§ **RECORDED DATA**:
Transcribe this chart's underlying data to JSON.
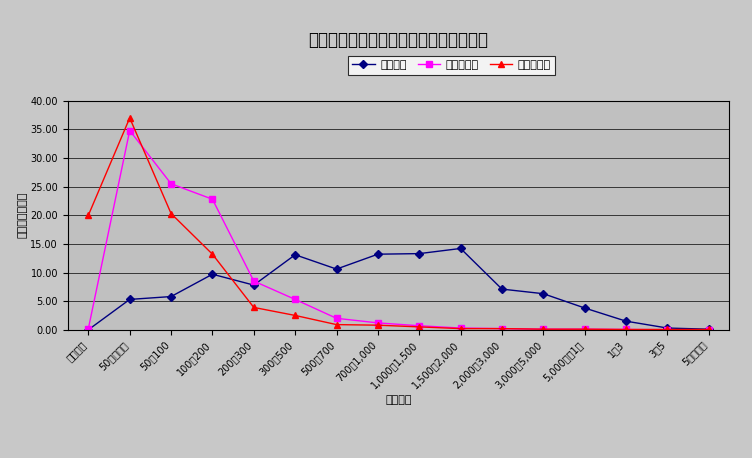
{
  "title": "図８　主副業・販売金額別農家構成割合",
  "xlabel": "販売金額",
  "ylabel": "構成割合（％）",
  "categories": [
    "販売なし",
    "50万円未満",
    "50～100",
    "100～200",
    "200～300",
    "300～500",
    "500～700",
    "700～1,000",
    "1,000～1,500",
    "1,500～2,000",
    "2,000～3,000",
    "3,000～5,000",
    "5,000万～1億",
    "1～3",
    "3～5",
    "5億円以上"
  ],
  "series": [
    {
      "name": "主業農家",
      "color": "#000080",
      "marker": "D",
      "marker_color": "#000080",
      "values": [
        0.0,
        5.3,
        5.8,
        9.7,
        7.8,
        13.1,
        10.6,
        13.2,
        13.3,
        14.2,
        7.1,
        6.3,
        3.8,
        1.5,
        0.3,
        0.1
      ]
    },
    {
      "name": "準主業農家",
      "color": "#FF00FF",
      "marker": "s",
      "marker_color": "#FF00FF",
      "values": [
        0.2,
        34.8,
        25.5,
        22.8,
        8.5,
        5.3,
        2.0,
        1.2,
        0.7,
        0.3,
        0.2,
        0.1,
        0.1,
        0.05,
        0.0,
        0.0
      ]
    },
    {
      "name": "副業的農家",
      "color": "#FF0000",
      "marker": "^",
      "marker_color": "#FF0000",
      "values": [
        20.0,
        37.0,
        20.3,
        13.2,
        3.9,
        2.5,
        0.9,
        0.8,
        0.5,
        0.2,
        0.2,
        0.1,
        0.1,
        0.05,
        0.05,
        0.05
      ]
    }
  ],
  "ylim": [
    0,
    40.0
  ],
  "yticks": [
    0.0,
    5.0,
    10.0,
    15.0,
    20.0,
    25.0,
    30.0,
    35.0,
    40.0
  ],
  "fig_bg_color": "#C8C8C8",
  "plot_bg_color": "#C0C0C0",
  "title_fontsize": 12,
  "axis_fontsize": 8,
  "tick_fontsize": 7,
  "legend_fontsize": 8
}
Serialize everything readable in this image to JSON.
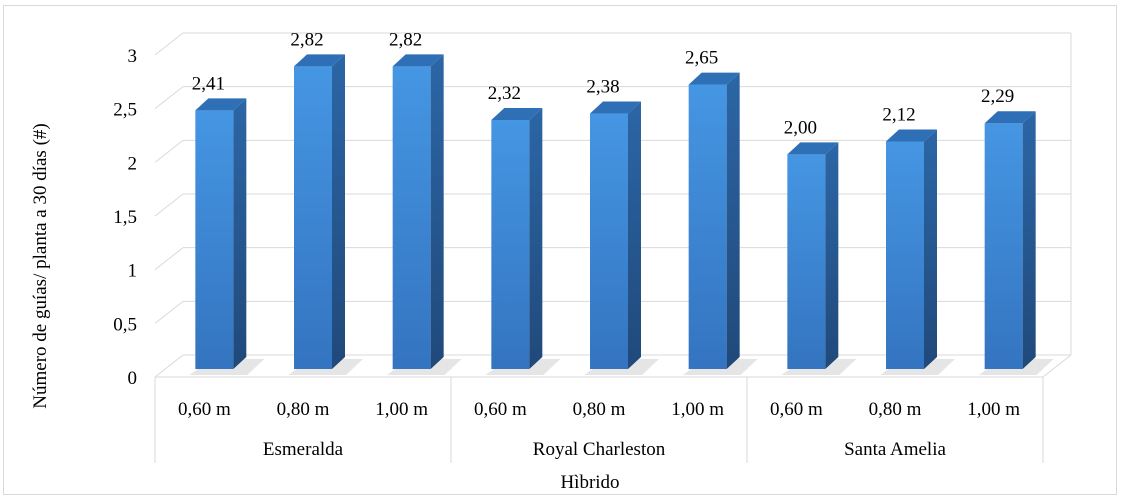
{
  "chart_data": {
    "type": "bar",
    "categories": [
      "0,60 m",
      "0,80 m",
      "1,00 m",
      "0,60 m",
      "0,80 m",
      "1,00 m",
      "0,60 m",
      "0,80 m",
      "1,00 m"
    ],
    "groups": [
      "Esmeralda",
      "Royal Charleston",
      "Santa Amelia"
    ],
    "values": [
      2.41,
      2.82,
      2.82,
      2.32,
      2.38,
      2.65,
      2.0,
      2.12,
      2.29
    ],
    "value_labels": [
      "2,41",
      "2,82",
      "2,82",
      "2,32",
      "2,38",
      "2,65",
      "2,00",
      "2,12",
      "2,29"
    ],
    "yticks": [
      "0",
      "0,5",
      "1",
      "1,5",
      "2",
      "2,5",
      "3"
    ],
    "ylim": [
      0,
      3
    ],
    "xlabel": "Hìbrido",
    "ylabel": "Número de guías/ planta a 30 días (#)",
    "grid": true,
    "style": "3d-column",
    "colors": {
      "bar_front": "#3f8bd9",
      "bar_side": "#2a5f99",
      "bar_top": "#2f6fb5",
      "grid": "#d9d9d9"
    }
  }
}
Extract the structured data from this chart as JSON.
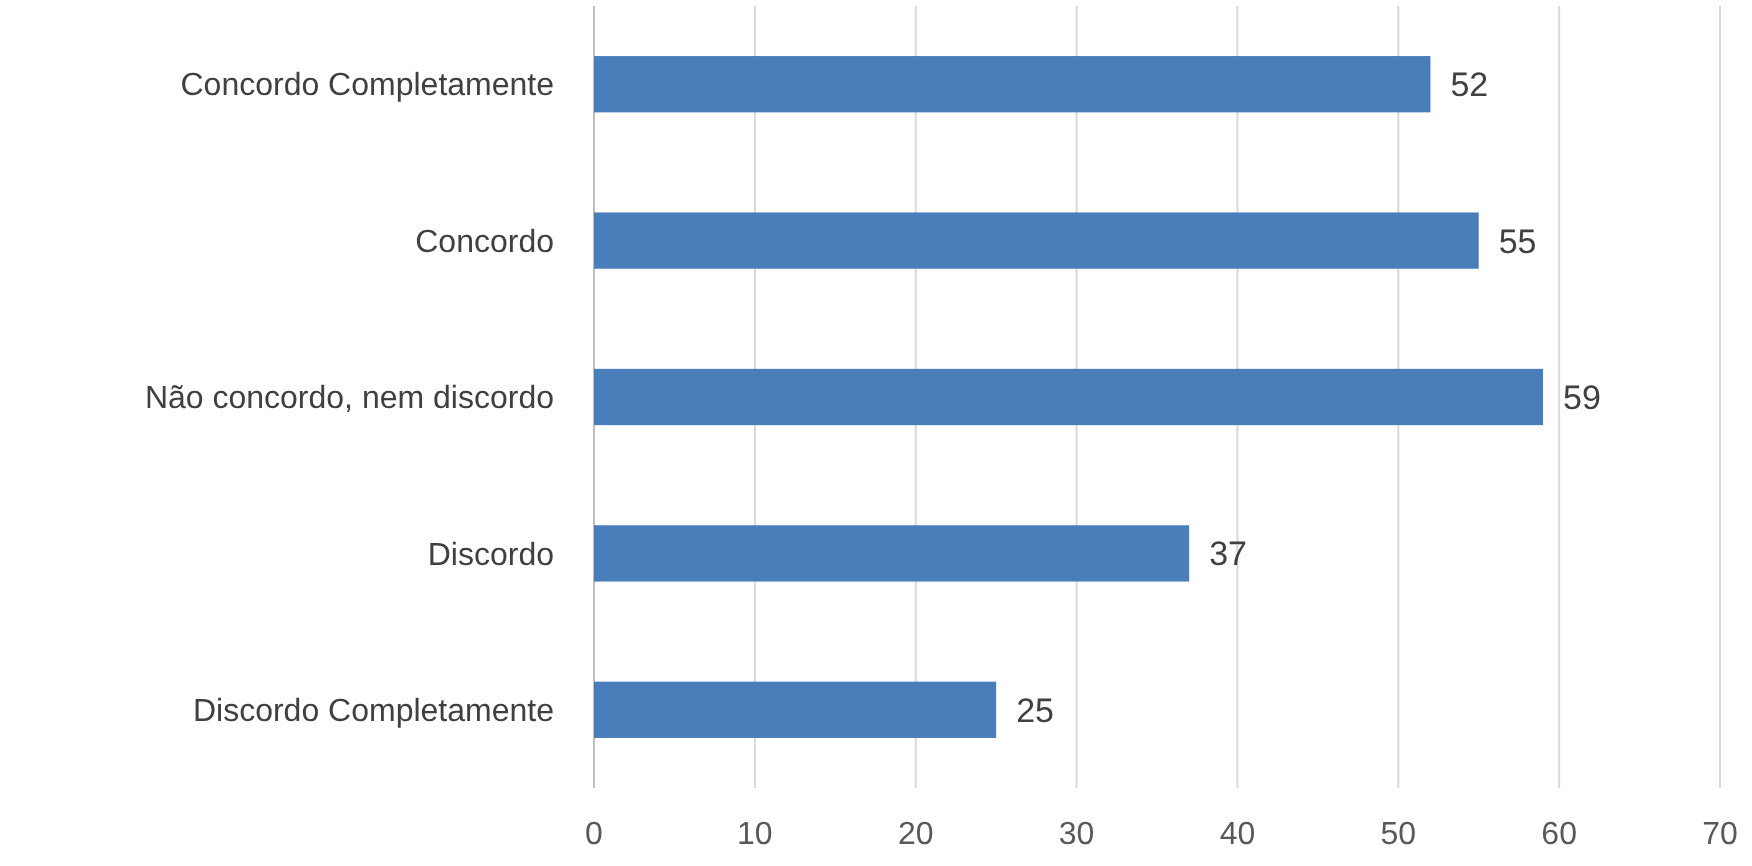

§ **GIVEN REQUEST**: Do not include the images; transcribe the rest of the listing exactly.

§ **RESULT BELOW**:
Transcribe this chart's underlying data to JSON.
{
  "title": "図８　主副業・販売金額別農家構成割合",
  "xlabel": "販売金額",
  "ylabel": "構成割合（％）",
  "categories": [
    "販売なし",
    "50万円未満",
    "50～100",
    "100～200",
    "200～300",
    "300～500",
    "500～700",
    "700～1,000",
    "1,000～1,500",
    "1,500～2,000",
    "2,000～3,000",
    "3,000～5,000",
    "5,000万～1億",
    "1～3",
    "3～5",
    "5億円以上"
  ],
  "series": [
    {
      "name": "主業農家",
      "color": "#000080",
      "marker": "D",
      "marker_color": "#000080",
      "values": [
        0.0,
        5.3,
        5.8,
        9.7,
        7.8,
        13.1,
        10.6,
        13.2,
        13.3,
        14.2,
        7.1,
        6.3,
        3.8,
        1.5,
        0.3,
        0.1
      ]
    },
    {
      "name": "準主業農家",
      "color": "#FF00FF",
      "marker": "s",
      "marker_color": "#FF00FF",
      "values": [
        0.2,
        34.8,
        25.5,
        22.8,
        8.5,
        5.3,
        2.0,
        1.2,
        0.7,
        0.3,
        0.2,
        0.1,
        0.1,
        0.05,
        0.0,
        0.0
      ]
    },
    {
      "name": "副業的農家",
      "color": "#FF0000",
      "marker": "^",
      "marker_color": "#FF0000",
      "values": [
        20.0,
        37.0,
        20.3,
        13.2,
        3.9,
        2.5,
        0.9,
        0.8,
        0.5,
        0.2,
        0.2,
        0.1,
        0.1,
        0.05,
        0.05,
        0.05
      ]
    }
  ],
  "ylim": [
    0,
    40.0
  ],
  "yticks": [
    0.0,
    5.0,
    10.0,
    15.0,
    20.0,
    25.0,
    30.0,
    35.0,
    40.0
  ],
  "fig_bg_color": "#C8C8C8",
  "plot_bg_color": "#C0C0C0",
  "title_fontsize": 12,
  "axis_fontsize": 8,
  "tick_fontsize": 7,
  "legend_fontsize": 8
}
Serialize everything readable in this image to JSON.
{
  "chart_data": {
    "type": "bar",
    "categories": [
      "0,60 m",
      "0,80 m",
      "1,00 m",
      "0,60 m",
      "0,80 m",
      "1,00 m",
      "0,60 m",
      "0,80 m",
      "1,00 m"
    ],
    "groups": [
      "Esmeralda",
      "Royal Charleston",
      "Santa Amelia"
    ],
    "values": [
      2.41,
      2.82,
      2.82,
      2.32,
      2.38,
      2.65,
      2.0,
      2.12,
      2.29
    ],
    "value_labels": [
      "2,41",
      "2,82",
      "2,82",
      "2,32",
      "2,38",
      "2,65",
      "2,00",
      "2,12",
      "2,29"
    ],
    "yticks": [
      "0",
      "0,5",
      "1",
      "1,5",
      "2",
      "2,5",
      "3"
    ],
    "ylim": [
      0,
      3
    ],
    "xlabel": "Hìbrido",
    "ylabel": "Número de guías/ planta a 30 días (#)",
    "grid": true,
    "style": "3d-column",
    "colors": {
      "bar_front": "#3f8bd9",
      "bar_side": "#2a5f99",
      "bar_top": "#2f6fb5",
      "grid": "#d9d9d9"
    }
  }
}
Extract the structured data from this chart as JSON.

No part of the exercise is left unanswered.